=== Extracted information ===

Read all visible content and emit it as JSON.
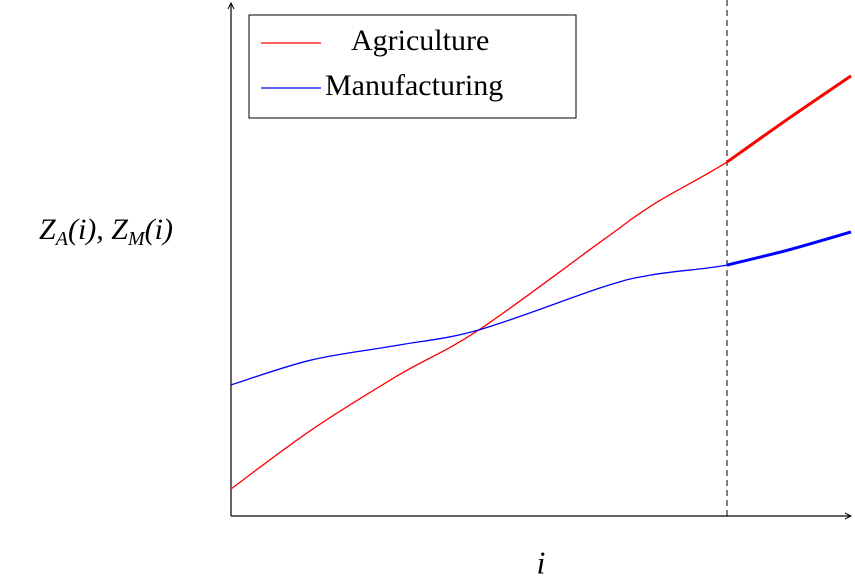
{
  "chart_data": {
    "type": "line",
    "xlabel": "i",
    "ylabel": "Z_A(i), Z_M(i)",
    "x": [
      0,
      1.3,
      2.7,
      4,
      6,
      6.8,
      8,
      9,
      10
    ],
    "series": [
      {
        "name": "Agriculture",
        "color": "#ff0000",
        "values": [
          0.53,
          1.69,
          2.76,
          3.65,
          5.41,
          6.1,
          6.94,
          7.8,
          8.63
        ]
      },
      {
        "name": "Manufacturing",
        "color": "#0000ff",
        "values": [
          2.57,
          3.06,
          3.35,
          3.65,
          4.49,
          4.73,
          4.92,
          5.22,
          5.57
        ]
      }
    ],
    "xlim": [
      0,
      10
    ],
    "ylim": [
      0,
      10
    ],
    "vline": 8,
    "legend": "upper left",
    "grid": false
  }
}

===

--- Task details ---
Copy each line above containing the string "name".

--- Expected answer ---
        "name": "Agriculture",
        "name": "Manufacturing",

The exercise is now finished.